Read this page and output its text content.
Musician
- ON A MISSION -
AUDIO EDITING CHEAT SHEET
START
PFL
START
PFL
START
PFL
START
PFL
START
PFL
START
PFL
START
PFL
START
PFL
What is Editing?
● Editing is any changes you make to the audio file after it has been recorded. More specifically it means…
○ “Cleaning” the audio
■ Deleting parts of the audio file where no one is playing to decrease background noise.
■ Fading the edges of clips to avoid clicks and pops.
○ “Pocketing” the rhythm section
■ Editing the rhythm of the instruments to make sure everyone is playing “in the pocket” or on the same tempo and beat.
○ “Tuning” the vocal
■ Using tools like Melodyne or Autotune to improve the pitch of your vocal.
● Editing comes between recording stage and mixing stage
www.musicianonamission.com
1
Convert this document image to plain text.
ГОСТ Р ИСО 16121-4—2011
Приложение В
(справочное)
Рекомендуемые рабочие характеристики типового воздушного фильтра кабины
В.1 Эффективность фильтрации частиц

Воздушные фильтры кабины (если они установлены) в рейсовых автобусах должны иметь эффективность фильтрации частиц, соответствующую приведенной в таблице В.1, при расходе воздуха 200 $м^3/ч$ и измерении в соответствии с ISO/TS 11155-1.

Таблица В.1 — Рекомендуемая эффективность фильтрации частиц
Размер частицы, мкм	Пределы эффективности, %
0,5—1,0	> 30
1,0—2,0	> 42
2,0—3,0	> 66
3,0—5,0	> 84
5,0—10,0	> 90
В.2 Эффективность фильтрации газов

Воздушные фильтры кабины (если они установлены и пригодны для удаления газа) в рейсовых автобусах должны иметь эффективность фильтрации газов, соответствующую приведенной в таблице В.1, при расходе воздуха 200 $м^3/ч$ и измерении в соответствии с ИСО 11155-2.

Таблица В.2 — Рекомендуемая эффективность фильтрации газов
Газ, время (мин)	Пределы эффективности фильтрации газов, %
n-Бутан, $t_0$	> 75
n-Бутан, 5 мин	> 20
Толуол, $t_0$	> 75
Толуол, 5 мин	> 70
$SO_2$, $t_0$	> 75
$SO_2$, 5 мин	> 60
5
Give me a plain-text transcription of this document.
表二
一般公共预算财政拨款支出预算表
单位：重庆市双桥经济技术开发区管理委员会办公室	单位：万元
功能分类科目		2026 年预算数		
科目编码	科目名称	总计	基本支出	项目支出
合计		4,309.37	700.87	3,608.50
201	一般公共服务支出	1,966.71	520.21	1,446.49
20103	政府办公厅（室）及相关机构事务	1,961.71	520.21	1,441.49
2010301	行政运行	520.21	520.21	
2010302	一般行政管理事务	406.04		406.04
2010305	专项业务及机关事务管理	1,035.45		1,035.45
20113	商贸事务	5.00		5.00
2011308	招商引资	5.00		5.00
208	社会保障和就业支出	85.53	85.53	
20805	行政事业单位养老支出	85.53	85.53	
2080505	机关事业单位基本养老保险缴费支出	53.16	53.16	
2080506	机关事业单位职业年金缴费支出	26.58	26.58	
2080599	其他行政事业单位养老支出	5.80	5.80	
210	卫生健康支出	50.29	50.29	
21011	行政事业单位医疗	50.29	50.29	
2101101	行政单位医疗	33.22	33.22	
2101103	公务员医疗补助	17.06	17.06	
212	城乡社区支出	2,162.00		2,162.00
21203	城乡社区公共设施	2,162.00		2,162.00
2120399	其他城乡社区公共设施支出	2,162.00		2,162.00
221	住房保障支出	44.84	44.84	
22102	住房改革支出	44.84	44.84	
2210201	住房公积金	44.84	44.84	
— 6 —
----------------
◆ Set task ◆
Look through the data and gather every line with the string "фильтрации" in it.

◆ The response ◆
В.1 Эффективность фильтрации частиц
Воздушные фильтры кабины (если они установлены) в рейсовых автобусах должны иметь эффективность фильтрации частиц, соответствующую приведенной в таблице В.1, при расходе воздуха 200 $м^3/ч$ и измерении в соответствии с ISO/TS 11155-1.
Таблица В.1 — Рекомендуемая эффективность фильтрации частиц
В.2 Эффективность фильтрации газов
Воздушные фильтры кабины (если они установлены и пригодны для удаления газа) в рейсовых автобусах должны иметь эффективность фильтрации газов, соответствующую приведенной в таблице В.1, при расходе воздуха 200 $м^3/ч$ и измерении в соответствии с ИСО 11155-2.
Таблица В.2 — Рекомендуемая эффективность фильтрации газов
Газ, время (мин)	Пределы эффективности фильтрации газов, %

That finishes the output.